> **Work instructions**: Your task is to print every entry below exactly as given.

> **Records for this task**:
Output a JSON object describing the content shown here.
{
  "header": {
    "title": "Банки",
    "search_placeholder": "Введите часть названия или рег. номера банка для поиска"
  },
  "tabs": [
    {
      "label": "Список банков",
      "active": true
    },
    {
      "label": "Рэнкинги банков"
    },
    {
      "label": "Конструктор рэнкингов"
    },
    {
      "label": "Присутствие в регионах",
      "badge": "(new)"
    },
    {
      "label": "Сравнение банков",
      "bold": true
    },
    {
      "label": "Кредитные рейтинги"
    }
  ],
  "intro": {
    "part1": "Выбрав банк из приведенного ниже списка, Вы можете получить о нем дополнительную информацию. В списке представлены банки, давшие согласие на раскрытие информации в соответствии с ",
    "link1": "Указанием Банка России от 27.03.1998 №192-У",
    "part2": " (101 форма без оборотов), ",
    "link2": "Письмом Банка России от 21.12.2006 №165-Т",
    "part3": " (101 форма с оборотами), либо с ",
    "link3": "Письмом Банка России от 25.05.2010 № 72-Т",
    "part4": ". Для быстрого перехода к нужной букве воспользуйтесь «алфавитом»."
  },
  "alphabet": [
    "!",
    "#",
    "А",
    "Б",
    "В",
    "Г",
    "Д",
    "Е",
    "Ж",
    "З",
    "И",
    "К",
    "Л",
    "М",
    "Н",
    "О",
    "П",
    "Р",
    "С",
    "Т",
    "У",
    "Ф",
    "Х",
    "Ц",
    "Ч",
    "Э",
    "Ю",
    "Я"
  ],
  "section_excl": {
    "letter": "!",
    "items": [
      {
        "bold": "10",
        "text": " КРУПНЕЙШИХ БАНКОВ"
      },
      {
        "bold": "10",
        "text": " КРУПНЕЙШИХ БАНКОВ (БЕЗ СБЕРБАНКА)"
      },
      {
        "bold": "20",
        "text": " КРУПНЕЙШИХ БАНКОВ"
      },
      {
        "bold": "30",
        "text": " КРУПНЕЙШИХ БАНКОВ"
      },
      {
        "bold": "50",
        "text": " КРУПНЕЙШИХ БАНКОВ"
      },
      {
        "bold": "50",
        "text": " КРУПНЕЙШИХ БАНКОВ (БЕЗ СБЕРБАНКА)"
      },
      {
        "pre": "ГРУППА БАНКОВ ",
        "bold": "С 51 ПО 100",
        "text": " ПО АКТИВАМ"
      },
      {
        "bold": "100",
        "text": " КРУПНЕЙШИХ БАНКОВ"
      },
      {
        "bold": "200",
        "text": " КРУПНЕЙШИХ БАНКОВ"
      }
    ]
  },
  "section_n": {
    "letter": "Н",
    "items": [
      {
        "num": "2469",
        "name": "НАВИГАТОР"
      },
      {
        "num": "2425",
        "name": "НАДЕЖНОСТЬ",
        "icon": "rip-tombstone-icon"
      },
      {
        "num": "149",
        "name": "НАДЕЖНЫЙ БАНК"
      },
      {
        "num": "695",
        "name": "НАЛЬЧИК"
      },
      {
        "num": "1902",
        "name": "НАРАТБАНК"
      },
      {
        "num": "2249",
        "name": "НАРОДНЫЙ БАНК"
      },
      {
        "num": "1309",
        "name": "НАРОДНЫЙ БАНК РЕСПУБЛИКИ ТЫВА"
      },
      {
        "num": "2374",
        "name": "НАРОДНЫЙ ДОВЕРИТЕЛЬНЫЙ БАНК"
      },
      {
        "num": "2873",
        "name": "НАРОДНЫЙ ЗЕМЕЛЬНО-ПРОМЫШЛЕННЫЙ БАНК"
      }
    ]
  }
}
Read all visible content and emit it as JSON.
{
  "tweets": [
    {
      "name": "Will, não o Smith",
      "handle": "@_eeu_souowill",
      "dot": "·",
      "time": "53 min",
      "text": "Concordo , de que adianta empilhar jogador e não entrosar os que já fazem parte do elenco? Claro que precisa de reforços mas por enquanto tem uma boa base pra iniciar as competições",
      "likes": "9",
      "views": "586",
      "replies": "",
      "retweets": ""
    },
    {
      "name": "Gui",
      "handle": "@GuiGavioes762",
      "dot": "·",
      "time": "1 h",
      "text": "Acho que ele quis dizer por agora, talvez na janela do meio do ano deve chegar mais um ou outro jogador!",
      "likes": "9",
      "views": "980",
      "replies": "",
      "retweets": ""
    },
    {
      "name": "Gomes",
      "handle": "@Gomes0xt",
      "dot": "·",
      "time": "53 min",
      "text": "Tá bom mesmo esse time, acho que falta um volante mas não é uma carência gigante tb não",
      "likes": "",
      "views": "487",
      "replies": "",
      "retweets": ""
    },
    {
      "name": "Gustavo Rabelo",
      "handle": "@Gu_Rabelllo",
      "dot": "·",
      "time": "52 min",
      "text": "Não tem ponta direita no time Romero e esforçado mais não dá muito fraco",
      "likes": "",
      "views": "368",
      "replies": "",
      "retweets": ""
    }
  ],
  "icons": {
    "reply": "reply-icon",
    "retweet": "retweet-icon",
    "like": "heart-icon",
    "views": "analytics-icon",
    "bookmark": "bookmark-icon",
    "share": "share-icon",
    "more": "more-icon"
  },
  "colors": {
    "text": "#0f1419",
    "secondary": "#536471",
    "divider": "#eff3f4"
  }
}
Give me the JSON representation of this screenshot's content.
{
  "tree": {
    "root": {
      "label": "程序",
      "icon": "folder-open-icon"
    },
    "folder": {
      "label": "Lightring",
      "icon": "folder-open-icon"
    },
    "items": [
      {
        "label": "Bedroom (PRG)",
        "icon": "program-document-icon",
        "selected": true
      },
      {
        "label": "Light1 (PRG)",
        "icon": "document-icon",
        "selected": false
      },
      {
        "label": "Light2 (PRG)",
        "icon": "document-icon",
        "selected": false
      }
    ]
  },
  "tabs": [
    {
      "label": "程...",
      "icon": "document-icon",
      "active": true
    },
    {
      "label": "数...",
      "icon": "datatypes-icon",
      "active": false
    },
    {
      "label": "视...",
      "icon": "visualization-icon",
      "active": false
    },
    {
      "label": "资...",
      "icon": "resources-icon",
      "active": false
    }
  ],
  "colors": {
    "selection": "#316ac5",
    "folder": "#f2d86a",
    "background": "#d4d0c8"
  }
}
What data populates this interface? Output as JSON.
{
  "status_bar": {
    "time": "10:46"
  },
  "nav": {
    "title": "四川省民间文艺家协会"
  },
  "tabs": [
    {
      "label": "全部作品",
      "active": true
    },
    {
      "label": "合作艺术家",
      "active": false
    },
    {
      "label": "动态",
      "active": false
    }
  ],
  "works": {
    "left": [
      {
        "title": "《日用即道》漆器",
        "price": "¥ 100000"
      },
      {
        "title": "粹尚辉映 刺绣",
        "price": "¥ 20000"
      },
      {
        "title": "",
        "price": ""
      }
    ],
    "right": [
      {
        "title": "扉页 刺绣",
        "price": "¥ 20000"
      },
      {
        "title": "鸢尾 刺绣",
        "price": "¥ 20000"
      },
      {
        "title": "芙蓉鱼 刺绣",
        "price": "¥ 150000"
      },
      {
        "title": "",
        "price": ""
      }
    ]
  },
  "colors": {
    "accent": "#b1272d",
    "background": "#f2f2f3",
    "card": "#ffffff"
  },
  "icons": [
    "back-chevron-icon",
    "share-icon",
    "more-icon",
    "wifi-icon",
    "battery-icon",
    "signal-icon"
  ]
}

> **Worked solution**:
Output a JSON object describing the content shown here.
{
  "header": {
    "title": "Банки",
    "search_placeholder": "Введите часть названия или рег. номера банка для поиска"
  },
  "tabs": [
    {
      "label": "Список банков",
      "active": true
    },
    {
      "label": "Рэнкинги банков"
    },
    {
      "label": "Конструктор рэнкингов"
    },
    {
      "label": "Присутствие в регионах",
      "badge": "(new)"
    },
    {
      "label": "Сравнение банков",
      "bold": true
    },
    {
      "label": "Кредитные рейтинги"
    }
  ],
  "intro": {
    "part1": "Выбрав банк из приведенного ниже списка, Вы можете получить о нем дополнительную информацию. В списке представлены банки, давшие согласие на раскрытие информации в соответствии с ",
    "link1": "Указанием Банка России от 27.03.1998 №192-У",
    "part2": " (101 форма без оборотов), ",
    "link2": "Письмом Банка России от 21.12.2006 №165-Т",
    "part3": " (101 форма с оборотами), либо с ",
    "link3": "Письмом Банка России от 25.05.2010 № 72-Т",
    "part4": ". Для быстрого перехода к нужной букве воспользуйтесь «алфавитом»."
  },
  "alphabet": [
    "!",
    "#",
    "А",
    "Б",
    "В",
    "Г",
    "Д",
    "Е",
    "Ж",
    "З",
    "И",
    "К",
    "Л",
    "М",
    "Н",
    "О",
    "П",
    "Р",
    "С",
    "Т",
    "У",
    "Ф",
    "Х",
    "Ц",
    "Ч",
    "Э",
    "Ю",
    "Я"
  ],
  "section_excl": {
    "letter": "!",
    "items": [
      {
        "bold": "10",
        "text": " КРУПНЕЙШИХ БАНКОВ"
      },
      {
        "bold": "10",
        "text": " КРУПНЕЙШИХ БАНКОВ (БЕЗ СБЕРБАНКА)"
      },
      {
        "bold": "20",
        "text": " КРУПНЕЙШИХ БАНКОВ"
      },
      {
        "bold": "30",
        "text": " КРУПНЕЙШИХ БАНКОВ"
      },
      {
        "bold": "50",
        "text": " КРУПНЕЙШИХ БАНКОВ"
      },
      {
        "bold": "50",
        "text": " КРУПНЕЙШИХ БАНКОВ (БЕЗ СБЕРБАНКА)"
      },
      {
        "pre": "ГРУППА БАНКОВ ",
        "bold": "С 51 ПО 100",
        "text": " ПО АКТИВАМ"
      },
      {
        "bold": "100",
        "text": " КРУПНЕЙШИХ БАНКОВ"
      },
      {
        "bold": "200",
        "text": " КРУПНЕЙШИХ БАНКОВ"
      }
    ]
  },
  "section_n": {
    "letter": "Н",
    "items": [
      {
        "num": "2469",
        "name": "НАВИГАТОР"
      },
      {
        "num": "2425",
        "name": "НАДЕЖНОСТЬ",
        "icon": "rip-tombstone-icon"
      },
      {
        "num": "149",
        "name": "НАДЕЖНЫЙ БАНК"
      },
      {
        "num": "695",
        "name": "НАЛЬЧИК"
      },
      {
        "num": "1902",
        "name": "НАРАТБАНК"
      },
      {
        "num": "2249",
        "name": "НАРОДНЫЙ БАНК"
      },
      {
        "num": "1309",
        "name": "НАРОДНЫЙ БАНК РЕСПУБЛИКИ ТЫВА"
      },
      {
        "num": "2374",
        "name": "НАРОДНЫЙ ДОВЕРИТЕЛЬНЫЙ БАНК"
      },
      {
        "num": "2873",
        "name": "НАРОДНЫЙ ЗЕМЕЛЬНО-ПРОМЫШЛЕННЫЙ БАНК"
      }
    ]
  }
}
Read all visible content and emit it as JSON.
{
  "tweets": [
    {
      "name": "Will, não o Smith",
      "handle": "@_eeu_souowill",
      "dot": "·",
      "time": "53 min",
      "text": "Concordo , de que adianta empilhar jogador e não entrosar os que já fazem parte do elenco? Claro que precisa de reforços mas por enquanto tem uma boa base pra iniciar as competições",
      "likes": "9",
      "views": "586",
      "replies": "",
      "retweets": ""
    },
    {
      "name": "Gui",
      "handle": "@GuiGavioes762",
      "dot": "·",
      "time": "1 h",
      "text": "Acho que ele quis dizer por agora, talvez na janela do meio do ano deve chegar mais um ou outro jogador!",
      "likes": "9",
      "views": "980",
      "replies": "",
      "retweets": ""
    },
    {
      "name": "Gomes",
      "handle": "@Gomes0xt",
      "dot": "·",
      "time": "53 min",
      "text": "Tá bom mesmo esse time, acho que falta um volante mas não é uma carência gigante tb não",
      "likes": "",
      "views": "487",
      "replies": "",
      "retweets": ""
    },
    {
      "name": "Gustavo Rabelo",
      "handle": "@Gu_Rabelllo",
      "dot": "·",
      "time": "52 min",
      "text": "Não tem ponta direita no time Romero e esforçado mais não dá muito fraco",
      "likes": "",
      "views": "368",
      "replies": "",
      "retweets": ""
    }
  ],
  "icons": {
    "reply": "reply-icon",
    "retweet": "retweet-icon",
    "like": "heart-icon",
    "views": "analytics-icon",
    "bookmark": "bookmark-icon",
    "share": "share-icon",
    "more": "more-icon"
  },
  "colors": {
    "text": "#0f1419",
    "secondary": "#536471",
    "divider": "#eff3f4"
  }
}
Give me the JSON representation of this screenshot's content.
{
  "tree": {
    "root": {
      "label": "程序",
      "icon": "folder-open-icon"
    },
    "folder": {
      "label": "Lightring",
      "icon": "folder-open-icon"
    },
    "items": [
      {
        "label": "Bedroom (PRG)",
        "icon": "program-document-icon",
        "selected": true
      },
      {
        "label": "Light1 (PRG)",
        "icon": "document-icon",
        "selected": false
      },
      {
        "label": "Light2 (PRG)",
        "icon": "document-icon",
        "selected": false
      }
    ]
  },
  "tabs": [
    {
      "label": "程...",
      "icon": "document-icon",
      "active": true
    },
    {
      "label": "数...",
      "icon": "datatypes-icon",
      "active": false
    },
    {
      "label": "视...",
      "icon": "visualization-icon",
      "active": false
    },
    {
      "label": "资...",
      "icon": "resources-icon",
      "active": false
    }
  ],
  "colors": {
    "selection": "#316ac5",
    "folder": "#f2d86a",
    "background": "#d4d0c8"
  }
}
What data populates this interface? Output as JSON.
{
  "status_bar": {
    "time": "10:46"
  },
  "nav": {
    "title": "四川省民间文艺家协会"
  },
  "tabs": [
    {
      "label": "全部作品",
      "active": true
    },
    {
      "label": "合作艺术家",
      "active": false
    },
    {
      "label": "动态",
      "active": false
    }
  ],
  "works": {
    "left": [
      {
        "title": "《日用即道》漆器",
        "price": "¥ 100000"
      },
      {
        "title": "粹尚辉映 刺绣",
        "price": "¥ 20000"
      },
      {
        "title": "",
        "price": ""
      }
    ],
    "right": [
      {
        "title": "扉页 刺绣",
        "price": "¥ 20000"
      },
      {
        "title": "鸢尾 刺绣",
        "price": "¥ 20000"
      },
      {
        "title": "芙蓉鱼 刺绣",
        "price": "¥ 150000"
      },
      {
        "title": "",
        "price": ""
      }
    ]
  },
  "colors": {
    "accent": "#b1272d",
    "background": "#f2f2f3",
    "card": "#ffffff"
  },
  "icons": [
    "back-chevron-icon",
    "share-icon",
    "more-icon",
    "wifi-icon",
    "battery-icon",
    "signal-icon"
  ]
}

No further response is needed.